Objective: Can you write out all of the material below, word for word?

Data:
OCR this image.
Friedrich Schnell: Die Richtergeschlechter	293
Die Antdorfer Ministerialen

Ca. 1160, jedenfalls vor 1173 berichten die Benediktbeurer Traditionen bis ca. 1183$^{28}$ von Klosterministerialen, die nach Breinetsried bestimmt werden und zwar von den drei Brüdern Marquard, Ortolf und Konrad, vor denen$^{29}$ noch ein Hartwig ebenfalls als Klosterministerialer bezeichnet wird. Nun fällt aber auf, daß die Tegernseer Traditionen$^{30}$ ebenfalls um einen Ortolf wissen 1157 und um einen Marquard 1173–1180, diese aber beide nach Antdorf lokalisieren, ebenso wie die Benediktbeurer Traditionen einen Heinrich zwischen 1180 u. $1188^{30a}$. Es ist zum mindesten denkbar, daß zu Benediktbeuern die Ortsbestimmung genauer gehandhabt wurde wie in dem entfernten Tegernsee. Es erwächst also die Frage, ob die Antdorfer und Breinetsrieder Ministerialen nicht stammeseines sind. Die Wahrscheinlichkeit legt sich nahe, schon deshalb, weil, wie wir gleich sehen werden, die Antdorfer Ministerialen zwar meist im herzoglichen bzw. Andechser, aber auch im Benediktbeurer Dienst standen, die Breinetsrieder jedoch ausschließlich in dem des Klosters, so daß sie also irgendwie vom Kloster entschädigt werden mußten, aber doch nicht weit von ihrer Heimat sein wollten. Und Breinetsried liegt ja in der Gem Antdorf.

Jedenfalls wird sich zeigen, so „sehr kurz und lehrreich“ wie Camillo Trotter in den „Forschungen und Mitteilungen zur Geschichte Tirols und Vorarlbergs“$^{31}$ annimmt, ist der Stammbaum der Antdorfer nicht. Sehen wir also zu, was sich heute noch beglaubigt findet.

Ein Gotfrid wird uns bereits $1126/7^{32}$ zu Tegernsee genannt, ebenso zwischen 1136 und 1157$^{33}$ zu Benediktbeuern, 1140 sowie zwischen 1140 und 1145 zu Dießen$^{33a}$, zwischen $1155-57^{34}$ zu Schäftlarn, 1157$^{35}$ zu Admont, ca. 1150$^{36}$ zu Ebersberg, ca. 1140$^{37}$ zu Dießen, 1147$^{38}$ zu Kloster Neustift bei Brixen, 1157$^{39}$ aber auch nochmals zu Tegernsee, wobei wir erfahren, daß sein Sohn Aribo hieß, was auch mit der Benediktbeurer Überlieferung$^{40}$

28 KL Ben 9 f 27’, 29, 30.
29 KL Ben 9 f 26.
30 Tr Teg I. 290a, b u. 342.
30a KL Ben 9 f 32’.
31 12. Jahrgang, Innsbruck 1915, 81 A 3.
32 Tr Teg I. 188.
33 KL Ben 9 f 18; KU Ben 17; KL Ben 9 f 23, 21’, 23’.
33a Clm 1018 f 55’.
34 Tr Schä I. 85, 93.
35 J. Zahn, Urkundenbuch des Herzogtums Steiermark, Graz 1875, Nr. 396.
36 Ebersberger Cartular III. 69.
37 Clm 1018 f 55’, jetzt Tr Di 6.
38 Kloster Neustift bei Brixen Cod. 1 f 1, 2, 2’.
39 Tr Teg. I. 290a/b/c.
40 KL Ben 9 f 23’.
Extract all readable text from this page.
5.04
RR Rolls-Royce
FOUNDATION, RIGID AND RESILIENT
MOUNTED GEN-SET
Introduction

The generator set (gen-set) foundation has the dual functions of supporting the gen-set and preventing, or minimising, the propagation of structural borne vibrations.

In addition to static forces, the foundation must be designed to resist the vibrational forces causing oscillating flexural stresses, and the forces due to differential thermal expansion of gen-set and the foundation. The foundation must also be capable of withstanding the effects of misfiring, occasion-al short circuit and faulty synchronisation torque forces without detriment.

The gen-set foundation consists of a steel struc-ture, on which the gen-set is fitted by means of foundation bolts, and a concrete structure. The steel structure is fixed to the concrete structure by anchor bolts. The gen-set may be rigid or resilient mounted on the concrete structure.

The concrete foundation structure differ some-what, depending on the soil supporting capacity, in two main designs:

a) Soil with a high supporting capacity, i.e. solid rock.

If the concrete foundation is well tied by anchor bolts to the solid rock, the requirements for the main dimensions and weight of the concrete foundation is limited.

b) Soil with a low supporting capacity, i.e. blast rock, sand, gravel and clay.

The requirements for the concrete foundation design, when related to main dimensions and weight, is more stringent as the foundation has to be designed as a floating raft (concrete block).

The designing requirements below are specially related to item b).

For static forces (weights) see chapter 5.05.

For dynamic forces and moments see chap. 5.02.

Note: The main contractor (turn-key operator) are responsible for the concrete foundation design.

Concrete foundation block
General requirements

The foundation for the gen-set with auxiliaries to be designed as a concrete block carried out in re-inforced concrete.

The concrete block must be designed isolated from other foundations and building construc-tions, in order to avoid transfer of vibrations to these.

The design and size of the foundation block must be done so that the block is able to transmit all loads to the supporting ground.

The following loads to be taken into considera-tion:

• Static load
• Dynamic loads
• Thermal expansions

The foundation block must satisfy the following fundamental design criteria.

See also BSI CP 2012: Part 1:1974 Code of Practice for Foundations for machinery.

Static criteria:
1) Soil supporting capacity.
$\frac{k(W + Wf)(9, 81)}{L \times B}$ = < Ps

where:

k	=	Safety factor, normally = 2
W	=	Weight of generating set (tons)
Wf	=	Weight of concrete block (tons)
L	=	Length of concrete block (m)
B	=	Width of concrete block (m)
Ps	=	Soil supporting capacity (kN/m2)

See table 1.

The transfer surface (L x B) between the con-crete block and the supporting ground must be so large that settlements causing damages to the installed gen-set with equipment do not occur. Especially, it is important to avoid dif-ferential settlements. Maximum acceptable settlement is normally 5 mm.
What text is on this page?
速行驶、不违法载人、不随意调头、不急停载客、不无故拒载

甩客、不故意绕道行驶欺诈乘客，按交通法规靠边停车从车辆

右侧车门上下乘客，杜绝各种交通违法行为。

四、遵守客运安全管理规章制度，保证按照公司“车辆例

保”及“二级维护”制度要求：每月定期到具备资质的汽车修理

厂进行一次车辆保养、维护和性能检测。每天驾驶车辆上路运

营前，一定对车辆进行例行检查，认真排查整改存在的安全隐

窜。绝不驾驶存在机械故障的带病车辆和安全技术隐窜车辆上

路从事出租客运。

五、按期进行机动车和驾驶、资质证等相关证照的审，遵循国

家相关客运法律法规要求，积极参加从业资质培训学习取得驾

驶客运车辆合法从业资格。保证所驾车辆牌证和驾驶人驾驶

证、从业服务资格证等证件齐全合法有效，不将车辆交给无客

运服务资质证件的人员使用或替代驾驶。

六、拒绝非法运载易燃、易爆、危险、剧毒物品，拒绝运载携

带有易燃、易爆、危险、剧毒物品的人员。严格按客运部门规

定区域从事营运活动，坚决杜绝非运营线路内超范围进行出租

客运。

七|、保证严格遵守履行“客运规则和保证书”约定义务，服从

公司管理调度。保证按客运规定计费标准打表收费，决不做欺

Output below:
OCR this image.
Friedrich Schnell: Die Richtergeschlechter	293
Die Antdorfer Ministerialen

Ca. 1160, jedenfalls vor 1173 berichten die Benediktbeurer Traditionen bis ca. 1183$^{28}$ von Klosterministerialen, die nach Breinetsried bestimmt werden und zwar von den drei Brüdern Marquard, Ortolf und Konrad, vor denen$^{29}$ noch ein Hartwig ebenfalls als Klosterministerialer bezeichnet wird. Nun fällt aber auf, daß die Tegernseer Traditionen$^{30}$ ebenfalls um einen Ortolf wissen 1157 und um einen Marquard 1173–1180, diese aber beide nach Antdorf lokalisieren, ebenso wie die Benediktbeurer Traditionen einen Heinrich zwischen 1180 u. $1188^{30a}$. Es ist zum mindesten denkbar, daß zu Benediktbeuern die Ortsbestimmung genauer gehandhabt wurde wie in dem entfernten Tegernsee. Es erwächst also die Frage, ob die Antdorfer und Breinetsrieder Ministerialen nicht stammeseines sind. Die Wahrscheinlichkeit legt sich nahe, schon deshalb, weil, wie wir gleich sehen werden, die Antdorfer Ministerialen zwar meist im herzoglichen bzw. Andechser, aber auch im Benediktbeurer Dienst standen, die Breinetsrieder jedoch ausschließlich in dem des Klosters, so daß sie also irgendwie vom Kloster entschädigt werden mußten, aber doch nicht weit von ihrer Heimat sein wollten. Und Breinetsried liegt ja in der Gem Antdorf.

Jedenfalls wird sich zeigen, so „sehr kurz und lehrreich“ wie Camillo Trotter in den „Forschungen und Mitteilungen zur Geschichte Tirols und Vorarlbergs“$^{31}$ annimmt, ist der Stammbaum der Antdorfer nicht. Sehen wir also zu, was sich heute noch beglaubigt findet.

Ein Gotfrid wird uns bereits $1126/7^{32}$ zu Tegernsee genannt, ebenso zwischen 1136 und 1157$^{33}$ zu Benediktbeuern, 1140 sowie zwischen 1140 und 1145 zu Dießen$^{33a}$, zwischen $1155-57^{34}$ zu Schäftlarn, 1157$^{35}$ zu Admont, ca. 1150$^{36}$ zu Ebersberg, ca. 1140$^{37}$ zu Dießen, 1147$^{38}$ zu Kloster Neustift bei Brixen, 1157$^{39}$ aber auch nochmals zu Tegernsee, wobei wir erfahren, daß sein Sohn Aribo hieß, was auch mit der Benediktbeurer Überlieferung$^{40}$

28 KL Ben 9 f 27’, 29, 30.
29 KL Ben 9 f 26.
30 Tr Teg I. 290a, b u. 342.
30a KL Ben 9 f 32’.
31 12. Jahrgang, Innsbruck 1915, 81 A 3.
32 Tr Teg I. 188.
33 KL Ben 9 f 18; KU Ben 17; KL Ben 9 f 23, 21’, 23’.
33a Clm 1018 f 55’.
34 Tr Schä I. 85, 93.
35 J. Zahn, Urkundenbuch des Herzogtums Steiermark, Graz 1875, Nr. 396.
36 Ebersberger Cartular III. 69.
37 Clm 1018 f 55’, jetzt Tr Di 6.
38 Kloster Neustift bei Brixen Cod. 1 f 1, 2, 2’.
39 Tr Teg. I. 290a/b/c.
40 KL Ben 9 f 23’.
Extract all readable text from this page.
5.04
RR Rolls-Royce
FOUNDATION, RIGID AND RESILIENT
MOUNTED GEN-SET
Introduction

The generator set (gen-set) foundation has the dual functions of supporting the gen-set and preventing, or minimising, the propagation of structural borne vibrations.

In addition to static forces, the foundation must be designed to resist the vibrational forces causing oscillating flexural stresses, and the forces due to differential thermal expansion of gen-set and the foundation. The foundation must also be capable of withstanding the effects of misfiring, occasion-al short circuit and faulty synchronisation torque forces without detriment.

The gen-set foundation consists of a steel struc-ture, on which the gen-set is fitted by means of foundation bolts, and a concrete structure. The steel structure is fixed to the concrete structure by anchor bolts. The gen-set may be rigid or resilient mounted on the concrete structure.

The concrete foundation structure differ some-what, depending on the soil supporting capacity, in two main designs:

a) Soil with a high supporting capacity, i.e. solid rock.

If the concrete foundation is well tied by anchor bolts to the solid rock, the requirements for the main dimensions and weight of the concrete foundation is limited.

b) Soil with a low supporting capacity, i.e. blast rock, sand, gravel and clay.

The requirements for the concrete foundation design, when related to main dimensions and weight, is more stringent as the foundation has to be designed as a floating raft (concrete block).

The designing requirements below are specially related to item b).

For static forces (weights) see chapter 5.05.

For dynamic forces and moments see chap. 5.02.

Note: The main contractor (turn-key operator) are responsible for the concrete foundation design.

Concrete foundation block
General requirements

The foundation for the gen-set with auxiliaries to be designed as a concrete block carried out in re-inforced concrete.

The concrete block must be designed isolated from other foundations and building construc-tions, in order to avoid transfer of vibrations to these.

The design and size of the foundation block must be done so that the block is able to transmit all loads to the supporting ground.

The following loads to be taken into considera-tion:

• Static load
• Dynamic loads
• Thermal expansions

The foundation block must satisfy the following fundamental design criteria.

See also BSI CP 2012: Part 1:1974 Code of Practice for Foundations for machinery.

Static criteria:
1) Soil supporting capacity.
$\frac{k(W + Wf)(9, 81)}{L \times B}$ = < Ps

where:

k	=	Safety factor, normally = 2
W	=	Weight of generating set (tons)
Wf	=	Weight of concrete block (tons)
L	=	Length of concrete block (m)
B	=	Width of concrete block (m)
Ps	=	Soil supporting capacity (kN/m2)

See table 1.

The transfer surface (L x B) between the con-crete block and the supporting ground must be so large that settlements causing damages to the installed gen-set with equipment do not occur. Especially, it is important to avoid dif-ferential settlements. Maximum acceptable settlement is normally 5 mm.
What text is on this page?
速行驶、不违法载人、不随意调头、不急停载客、不无故拒载

甩客、不故意绕道行驶欺诈乘客，按交通法规靠边停车从车辆

右侧车门上下乘客，杜绝各种交通违法行为。

四、遵守客运安全管理规章制度，保证按照公司“车辆例

保”及“二级维护”制度要求：每月定期到具备资质的汽车修理

厂进行一次车辆保养、维护和性能检测。每天驾驶车辆上路运

营前，一定对车辆进行例行检查，认真排查整改存在的安全隐

窜。绝不驾驶存在机械故障的带病车辆和安全技术隐窜车辆上

路从事出租客运。

五、按期进行机动车和驾驶、资质证等相关证照的审，遵循国

家相关客运法律法规要求，积极参加从业资质培训学习取得驾

驶客运车辆合法从业资格。保证所驾车辆牌证和驾驶人驾驶

证、从业服务资格证等证件齐全合法有效，不将车辆交给无客

运服务资质证件的人员使用或替代驾驶。

六、拒绝非法运载易燃、易爆、危险、剧毒物品，拒绝运载携

带有易燃、易爆、危险、剧毒物品的人员。严格按客运部门规

定区域从事营运活动，坚决杜绝非运营线路内超范围进行出租

客运。

七|、保证严格遵守履行“客运规则和保证书”约定义务，服从

公司管理调度。保证按客运规定计费标准打表收费，决不做欺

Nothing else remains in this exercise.